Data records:
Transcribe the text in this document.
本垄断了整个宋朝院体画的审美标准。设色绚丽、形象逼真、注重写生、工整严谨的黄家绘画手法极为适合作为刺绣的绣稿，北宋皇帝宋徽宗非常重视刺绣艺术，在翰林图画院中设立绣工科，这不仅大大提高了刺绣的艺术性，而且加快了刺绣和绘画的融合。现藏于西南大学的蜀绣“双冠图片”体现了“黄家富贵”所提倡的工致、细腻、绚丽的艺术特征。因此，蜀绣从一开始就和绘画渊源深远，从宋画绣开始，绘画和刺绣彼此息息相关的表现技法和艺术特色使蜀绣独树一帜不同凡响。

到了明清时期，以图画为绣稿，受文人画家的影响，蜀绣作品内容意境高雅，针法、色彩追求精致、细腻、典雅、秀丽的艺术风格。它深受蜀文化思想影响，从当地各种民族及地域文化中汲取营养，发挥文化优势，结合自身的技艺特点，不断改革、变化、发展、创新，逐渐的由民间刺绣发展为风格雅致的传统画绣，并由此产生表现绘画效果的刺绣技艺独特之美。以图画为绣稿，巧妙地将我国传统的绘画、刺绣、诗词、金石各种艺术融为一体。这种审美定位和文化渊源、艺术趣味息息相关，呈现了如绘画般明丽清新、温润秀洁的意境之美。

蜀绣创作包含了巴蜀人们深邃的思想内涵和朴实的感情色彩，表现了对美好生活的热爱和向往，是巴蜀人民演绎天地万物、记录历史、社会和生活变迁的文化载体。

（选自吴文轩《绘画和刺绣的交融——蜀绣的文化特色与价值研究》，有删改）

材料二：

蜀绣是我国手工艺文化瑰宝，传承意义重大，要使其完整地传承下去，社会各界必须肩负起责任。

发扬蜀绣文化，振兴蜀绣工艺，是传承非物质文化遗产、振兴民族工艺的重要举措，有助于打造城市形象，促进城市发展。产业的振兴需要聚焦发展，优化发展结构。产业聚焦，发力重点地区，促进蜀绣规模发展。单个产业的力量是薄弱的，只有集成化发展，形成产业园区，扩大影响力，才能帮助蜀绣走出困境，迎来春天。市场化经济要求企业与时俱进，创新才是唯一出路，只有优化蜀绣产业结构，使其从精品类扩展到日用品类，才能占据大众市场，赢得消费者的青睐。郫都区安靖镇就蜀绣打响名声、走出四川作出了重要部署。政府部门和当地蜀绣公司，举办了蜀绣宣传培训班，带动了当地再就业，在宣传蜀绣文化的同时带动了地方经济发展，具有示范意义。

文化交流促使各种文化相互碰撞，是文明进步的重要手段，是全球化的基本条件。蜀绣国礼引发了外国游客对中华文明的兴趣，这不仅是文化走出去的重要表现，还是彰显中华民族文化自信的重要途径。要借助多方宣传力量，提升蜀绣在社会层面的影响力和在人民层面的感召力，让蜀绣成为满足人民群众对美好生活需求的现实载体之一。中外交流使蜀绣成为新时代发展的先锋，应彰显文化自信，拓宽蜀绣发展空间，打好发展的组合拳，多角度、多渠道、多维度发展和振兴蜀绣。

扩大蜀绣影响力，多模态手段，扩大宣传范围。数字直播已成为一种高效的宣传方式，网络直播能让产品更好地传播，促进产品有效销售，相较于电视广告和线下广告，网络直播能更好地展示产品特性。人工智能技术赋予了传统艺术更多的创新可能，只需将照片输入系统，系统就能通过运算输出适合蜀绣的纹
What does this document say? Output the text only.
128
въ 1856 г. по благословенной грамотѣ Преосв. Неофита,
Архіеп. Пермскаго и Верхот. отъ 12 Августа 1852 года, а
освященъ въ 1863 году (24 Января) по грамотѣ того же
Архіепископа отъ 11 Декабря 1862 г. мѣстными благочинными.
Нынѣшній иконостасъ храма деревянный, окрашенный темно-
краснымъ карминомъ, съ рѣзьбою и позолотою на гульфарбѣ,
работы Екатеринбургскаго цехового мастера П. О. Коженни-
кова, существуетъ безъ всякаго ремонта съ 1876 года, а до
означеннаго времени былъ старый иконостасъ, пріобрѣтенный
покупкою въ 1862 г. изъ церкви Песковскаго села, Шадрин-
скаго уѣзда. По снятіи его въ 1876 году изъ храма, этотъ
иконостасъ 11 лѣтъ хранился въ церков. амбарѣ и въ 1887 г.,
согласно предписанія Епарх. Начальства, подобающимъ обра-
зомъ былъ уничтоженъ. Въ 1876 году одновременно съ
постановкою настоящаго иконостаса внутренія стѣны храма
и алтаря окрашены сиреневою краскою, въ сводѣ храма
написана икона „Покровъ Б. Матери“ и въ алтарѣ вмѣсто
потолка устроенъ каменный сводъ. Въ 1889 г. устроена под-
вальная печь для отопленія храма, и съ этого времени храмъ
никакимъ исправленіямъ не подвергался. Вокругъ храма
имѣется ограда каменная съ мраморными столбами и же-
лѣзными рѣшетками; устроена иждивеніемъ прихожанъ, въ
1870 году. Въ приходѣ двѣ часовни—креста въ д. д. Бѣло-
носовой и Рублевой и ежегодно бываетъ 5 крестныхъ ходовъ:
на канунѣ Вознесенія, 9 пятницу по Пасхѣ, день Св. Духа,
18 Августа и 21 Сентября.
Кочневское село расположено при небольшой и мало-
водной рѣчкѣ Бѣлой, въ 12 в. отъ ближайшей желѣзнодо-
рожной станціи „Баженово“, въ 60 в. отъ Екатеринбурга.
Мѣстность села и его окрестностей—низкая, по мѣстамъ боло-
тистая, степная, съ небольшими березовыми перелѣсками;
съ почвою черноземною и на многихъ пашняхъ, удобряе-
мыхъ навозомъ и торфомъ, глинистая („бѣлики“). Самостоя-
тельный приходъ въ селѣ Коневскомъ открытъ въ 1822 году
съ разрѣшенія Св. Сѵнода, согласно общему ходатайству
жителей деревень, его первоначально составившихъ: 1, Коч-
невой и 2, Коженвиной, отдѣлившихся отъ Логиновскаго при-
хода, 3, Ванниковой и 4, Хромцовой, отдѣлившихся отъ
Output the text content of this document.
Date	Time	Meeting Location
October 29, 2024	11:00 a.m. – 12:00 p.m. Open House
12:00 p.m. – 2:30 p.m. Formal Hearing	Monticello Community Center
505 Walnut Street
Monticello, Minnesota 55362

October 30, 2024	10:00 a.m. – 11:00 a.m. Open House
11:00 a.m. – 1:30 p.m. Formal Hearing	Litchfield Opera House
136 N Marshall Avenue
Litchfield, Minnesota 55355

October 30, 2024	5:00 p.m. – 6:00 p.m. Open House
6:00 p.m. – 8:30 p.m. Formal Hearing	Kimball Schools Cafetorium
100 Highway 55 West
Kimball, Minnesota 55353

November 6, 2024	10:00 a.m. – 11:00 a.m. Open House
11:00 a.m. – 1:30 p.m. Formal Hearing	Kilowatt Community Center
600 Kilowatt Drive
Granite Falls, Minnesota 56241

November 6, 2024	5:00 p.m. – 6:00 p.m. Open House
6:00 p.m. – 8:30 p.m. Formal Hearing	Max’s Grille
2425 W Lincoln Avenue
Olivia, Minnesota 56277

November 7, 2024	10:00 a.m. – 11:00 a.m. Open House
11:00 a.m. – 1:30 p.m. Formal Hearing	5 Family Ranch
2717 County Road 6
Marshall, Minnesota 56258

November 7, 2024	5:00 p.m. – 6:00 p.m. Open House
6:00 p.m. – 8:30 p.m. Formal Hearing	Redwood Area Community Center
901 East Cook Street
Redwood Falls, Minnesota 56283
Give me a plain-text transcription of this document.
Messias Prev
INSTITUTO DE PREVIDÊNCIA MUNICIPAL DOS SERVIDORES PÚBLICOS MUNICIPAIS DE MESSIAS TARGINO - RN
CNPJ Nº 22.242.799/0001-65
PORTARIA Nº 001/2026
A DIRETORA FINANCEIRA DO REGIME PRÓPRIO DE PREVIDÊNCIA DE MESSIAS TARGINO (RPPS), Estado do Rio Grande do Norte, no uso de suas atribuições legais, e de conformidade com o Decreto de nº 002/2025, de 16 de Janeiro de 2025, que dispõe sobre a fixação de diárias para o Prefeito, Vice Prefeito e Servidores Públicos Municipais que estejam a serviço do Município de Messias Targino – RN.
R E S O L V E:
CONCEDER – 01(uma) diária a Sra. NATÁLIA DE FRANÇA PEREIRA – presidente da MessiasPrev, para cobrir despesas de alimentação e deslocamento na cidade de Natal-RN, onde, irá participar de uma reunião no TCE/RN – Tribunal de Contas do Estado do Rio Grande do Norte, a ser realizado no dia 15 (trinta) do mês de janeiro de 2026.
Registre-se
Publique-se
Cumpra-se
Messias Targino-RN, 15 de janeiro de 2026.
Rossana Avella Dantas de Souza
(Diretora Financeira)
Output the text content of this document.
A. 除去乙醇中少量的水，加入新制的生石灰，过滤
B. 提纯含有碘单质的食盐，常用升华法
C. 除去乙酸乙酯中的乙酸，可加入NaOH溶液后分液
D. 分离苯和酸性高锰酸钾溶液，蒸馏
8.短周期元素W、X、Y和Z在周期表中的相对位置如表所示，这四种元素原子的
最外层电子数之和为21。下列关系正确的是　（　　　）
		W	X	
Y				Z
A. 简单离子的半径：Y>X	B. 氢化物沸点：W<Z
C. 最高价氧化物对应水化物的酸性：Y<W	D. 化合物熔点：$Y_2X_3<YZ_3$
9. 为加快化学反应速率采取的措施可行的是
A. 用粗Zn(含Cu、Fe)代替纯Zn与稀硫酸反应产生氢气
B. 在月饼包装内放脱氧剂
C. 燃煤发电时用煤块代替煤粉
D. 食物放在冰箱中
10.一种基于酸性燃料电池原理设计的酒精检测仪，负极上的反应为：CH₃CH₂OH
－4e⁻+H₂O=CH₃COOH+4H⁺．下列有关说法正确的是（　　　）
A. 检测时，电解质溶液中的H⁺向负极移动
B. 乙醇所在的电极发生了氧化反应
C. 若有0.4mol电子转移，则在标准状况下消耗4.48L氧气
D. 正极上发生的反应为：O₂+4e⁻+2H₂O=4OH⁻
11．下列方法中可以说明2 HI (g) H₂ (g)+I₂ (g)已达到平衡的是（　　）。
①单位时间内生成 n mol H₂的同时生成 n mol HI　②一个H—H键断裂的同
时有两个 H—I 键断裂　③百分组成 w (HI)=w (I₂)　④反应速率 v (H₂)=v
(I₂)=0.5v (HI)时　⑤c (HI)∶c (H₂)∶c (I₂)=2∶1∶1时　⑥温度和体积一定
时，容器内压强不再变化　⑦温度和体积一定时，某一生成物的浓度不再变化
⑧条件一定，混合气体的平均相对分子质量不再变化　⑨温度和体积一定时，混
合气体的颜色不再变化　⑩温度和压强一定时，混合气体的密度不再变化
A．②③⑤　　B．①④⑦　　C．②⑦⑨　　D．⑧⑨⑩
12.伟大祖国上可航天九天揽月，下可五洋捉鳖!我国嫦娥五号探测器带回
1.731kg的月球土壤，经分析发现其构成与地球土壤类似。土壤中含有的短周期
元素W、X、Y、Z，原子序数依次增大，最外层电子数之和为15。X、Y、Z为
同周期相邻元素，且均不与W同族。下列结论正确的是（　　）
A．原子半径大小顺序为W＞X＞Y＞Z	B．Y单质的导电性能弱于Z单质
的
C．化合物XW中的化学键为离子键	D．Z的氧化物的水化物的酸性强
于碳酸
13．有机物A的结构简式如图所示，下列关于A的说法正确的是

### INSTRUCTIONS TO FOLLOW
Look through the data and gather every line with the string "October" in it.

### RESPONSE BELOW
October 29, 2024	11:00 a.m. – 12:00 p.m. Open House
October 30, 2024	10:00 a.m. – 11:00 a.m. Open House
October 30, 2024	5:00 p.m. – 6:00 p.m. Open House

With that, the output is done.